**Brief**
In this exercise, reproduce all the entries that follow exactly.

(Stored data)

──────────

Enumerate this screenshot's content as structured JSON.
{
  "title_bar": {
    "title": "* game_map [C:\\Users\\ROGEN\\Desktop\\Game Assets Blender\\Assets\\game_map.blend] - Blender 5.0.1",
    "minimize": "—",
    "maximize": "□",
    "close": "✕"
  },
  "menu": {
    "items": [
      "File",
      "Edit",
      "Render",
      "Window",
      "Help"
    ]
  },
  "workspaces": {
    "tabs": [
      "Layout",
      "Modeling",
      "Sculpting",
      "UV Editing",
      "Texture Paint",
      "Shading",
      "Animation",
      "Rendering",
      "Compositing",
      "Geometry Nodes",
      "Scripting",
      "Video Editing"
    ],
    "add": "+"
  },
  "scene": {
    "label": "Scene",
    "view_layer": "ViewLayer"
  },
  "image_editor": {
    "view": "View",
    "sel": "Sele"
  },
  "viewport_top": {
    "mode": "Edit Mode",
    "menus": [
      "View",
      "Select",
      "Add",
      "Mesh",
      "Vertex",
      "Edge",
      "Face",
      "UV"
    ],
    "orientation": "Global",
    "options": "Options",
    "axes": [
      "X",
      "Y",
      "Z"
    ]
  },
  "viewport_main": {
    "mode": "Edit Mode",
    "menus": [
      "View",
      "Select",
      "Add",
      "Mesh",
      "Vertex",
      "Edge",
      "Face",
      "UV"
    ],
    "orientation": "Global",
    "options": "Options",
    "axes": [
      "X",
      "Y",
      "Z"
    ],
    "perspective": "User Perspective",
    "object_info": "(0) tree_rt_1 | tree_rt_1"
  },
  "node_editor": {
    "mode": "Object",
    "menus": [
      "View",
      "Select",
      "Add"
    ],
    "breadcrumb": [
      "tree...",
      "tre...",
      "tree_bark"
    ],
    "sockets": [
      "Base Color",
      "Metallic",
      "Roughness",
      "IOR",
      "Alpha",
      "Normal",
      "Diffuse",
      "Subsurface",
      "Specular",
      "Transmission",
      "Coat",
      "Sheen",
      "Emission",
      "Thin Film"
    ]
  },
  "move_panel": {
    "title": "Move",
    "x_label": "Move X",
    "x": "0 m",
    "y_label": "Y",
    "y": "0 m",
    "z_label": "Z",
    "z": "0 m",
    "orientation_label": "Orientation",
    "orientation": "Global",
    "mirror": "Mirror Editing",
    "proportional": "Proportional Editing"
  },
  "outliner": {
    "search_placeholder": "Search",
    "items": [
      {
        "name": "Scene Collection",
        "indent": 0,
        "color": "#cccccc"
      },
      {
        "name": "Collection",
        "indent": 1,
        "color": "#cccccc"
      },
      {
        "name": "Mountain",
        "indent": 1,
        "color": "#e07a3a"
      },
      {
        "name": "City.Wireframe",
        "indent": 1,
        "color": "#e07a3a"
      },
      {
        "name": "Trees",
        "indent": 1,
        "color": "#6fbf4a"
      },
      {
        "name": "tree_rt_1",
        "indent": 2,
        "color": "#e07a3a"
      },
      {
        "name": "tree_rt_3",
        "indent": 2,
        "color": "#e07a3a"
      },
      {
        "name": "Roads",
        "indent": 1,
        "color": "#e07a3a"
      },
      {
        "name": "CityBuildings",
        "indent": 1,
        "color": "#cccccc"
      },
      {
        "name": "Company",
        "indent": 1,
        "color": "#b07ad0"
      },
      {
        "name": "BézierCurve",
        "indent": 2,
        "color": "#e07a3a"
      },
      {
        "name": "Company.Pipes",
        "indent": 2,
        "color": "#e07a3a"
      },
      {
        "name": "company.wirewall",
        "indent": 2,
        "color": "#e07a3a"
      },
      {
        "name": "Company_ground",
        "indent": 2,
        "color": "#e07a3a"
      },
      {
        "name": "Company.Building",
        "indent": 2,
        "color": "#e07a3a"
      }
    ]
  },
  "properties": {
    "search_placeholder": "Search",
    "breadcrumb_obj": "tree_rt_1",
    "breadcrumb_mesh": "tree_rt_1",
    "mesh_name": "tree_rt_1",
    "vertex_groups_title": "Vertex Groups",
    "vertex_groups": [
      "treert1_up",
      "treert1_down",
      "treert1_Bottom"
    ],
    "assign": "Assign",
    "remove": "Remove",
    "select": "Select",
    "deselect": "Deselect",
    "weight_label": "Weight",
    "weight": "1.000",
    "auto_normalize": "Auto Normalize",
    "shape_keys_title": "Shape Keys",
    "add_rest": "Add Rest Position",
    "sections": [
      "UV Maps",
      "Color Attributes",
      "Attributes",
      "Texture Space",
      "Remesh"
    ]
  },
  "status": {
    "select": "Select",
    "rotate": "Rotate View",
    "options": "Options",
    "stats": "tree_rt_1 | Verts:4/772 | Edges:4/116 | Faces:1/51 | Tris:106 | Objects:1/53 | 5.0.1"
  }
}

──────────

**Expected answer**
Enumerate this screenshot's content as structured JSON.
{
  "title_bar": {
    "title": "* game_map [C:\\Users\\ROGEN\\Desktop\\Game Assets Blender\\Assets\\game_map.blend] - Blender 5.0.1",
    "minimize": "—",
    "maximize": "□",
    "close": "✕"
  },
  "menu": {
    "items": [
      "File",
      "Edit",
      "Render",
      "Window",
      "Help"
    ]
  },
  "workspaces": {
    "tabs": [
      "Layout",
      "Modeling",
      "Sculpting",
      "UV Editing",
      "Texture Paint",
      "Shading",
      "Animation",
      "Rendering",
      "Compositing",
      "Geometry Nodes",
      "Scripting",
      "Video Editing"
    ],
    "add": "+"
  },
  "scene": {
    "label": "Scene",
    "view_layer": "ViewLayer"
  },
  "image_editor": {
    "view": "View",
    "sel": "Sele"
  },
  "viewport_top": {
    "mode": "Edit Mode",
    "menus": [
      "View",
      "Select",
      "Add",
      "Mesh",
      "Vertex",
      "Edge",
      "Face",
      "UV"
    ],
    "orientation": "Global",
    "options": "Options",
    "axes": [
      "X",
      "Y",
      "Z"
    ]
  },
  "viewport_main": {
    "mode": "Edit Mode",
    "menus": [
      "View",
      "Select",
      "Add",
      "Mesh",
      "Vertex",
      "Edge",
      "Face",
      "UV"
    ],
    "orientation": "Global",
    "options": "Options",
    "axes": [
      "X",
      "Y",
      "Z"
    ],
    "perspective": "User Perspective",
    "object_info": "(0) tree_rt_1 | tree_rt_1"
  },
  "node_editor": {
    "mode": "Object",
    "menus": [
      "View",
      "Select",
      "Add"
    ],
    "breadcrumb": [
      "tree...",
      "tre...",
      "tree_bark"
    ],
    "sockets": [
      "Base Color",
      "Metallic",
      "Roughness",
      "IOR",
      "Alpha",
      "Normal",
      "Diffuse",
      "Subsurface",
      "Specular",
      "Transmission",
      "Coat",
      "Sheen",
      "Emission",
      "Thin Film"
    ]
  },
  "move_panel": {
    "title": "Move",
    "x_label": "Move X",
    "x": "0 m",
    "y_label": "Y",
    "y": "0 m",
    "z_label": "Z",
    "z": "0 m",
    "orientation_label": "Orientation",
    "orientation": "Global",
    "mirror": "Mirror Editing",
    "proportional": "Proportional Editing"
  },
  "outliner": {
    "search_placeholder": "Search",
    "items": [
      {
        "name": "Scene Collection",
        "indent": 0,
        "color": "#cccccc"
      },
      {
        "name": "Collection",
        "indent": 1,
        "color": "#cccccc"
      },
      {
        "name": "Mountain",
        "indent": 1,
        "color": "#e07a3a"
      },
      {
        "name": "City.Wireframe",
        "indent": 1,
        "color": "#e07a3a"
      },
      {
        "name": "Trees",
        "indent": 1,
        "color": "#6fbf4a"
      },
      {
        "name": "tree_rt_1",
        "indent": 2,
        "color": "#e07a3a"
      },
      {
        "name": "tree_rt_3",
        "indent": 2,
        "color": "#e07a3a"
      },
      {
        "name": "Roads",
        "indent": 1,
        "color": "#e07a3a"
      },
      {
        "name": "CityBuildings",
        "indent": 1,
        "color": "#cccccc"
      },
      {
        "name": "Company",
        "indent": 1,
        "color": "#b07ad0"
      },
      {
        "name": "BézierCurve",
        "indent": 2,
        "color": "#e07a3a"
      },
      {
        "name": "Company.Pipes",
        "indent": 2,
        "color": "#e07a3a"
      },
      {
        "name": "company.wirewall",
        "indent": 2,
        "color": "#e07a3a"
      },
      {
        "name": "Company_ground",
        "indent": 2,
        "color": "#e07a3a"
      },
      {
        "name": "Company.Building",
        "indent": 2,
        "color": "#e07a3a"
      }
    ]
  },
  "properties": {
    "search_placeholder": "Search",
    "breadcrumb_obj": "tree_rt_1",
    "breadcrumb_mesh": "tree_rt_1",
    "mesh_name": "tree_rt_1",
    "vertex_groups_title": "Vertex Groups",
    "vertex_groups": [
      "treert1_up",
      "treert1_down",
      "treert1_Bottom"
    ],
    "assign": "Assign",
    "remove": "Remove",
    "select": "Select",
    "deselect": "Deselect",
    "weight_label": "Weight",
    "weight": "1.000",
    "auto_normalize": "Auto Normalize",
    "shape_keys_title": "Shape Keys",
    "add_rest": "Add Rest Position",
    "sections": [
      "UV Maps",
      "Color Attributes",
      "Attributes",
      "Texture Space",
      "Remesh"
    ]
  },
  "status": {
    "select": "Select",
    "rotate": "Rotate View",
    "options": "Options",
    "stats": "tree_rt_1 | Verts:4/772 | Edges:4/116 | Faces:1/51 | Tris:106 | Objects:1/53 | 5.0.1"
  }
}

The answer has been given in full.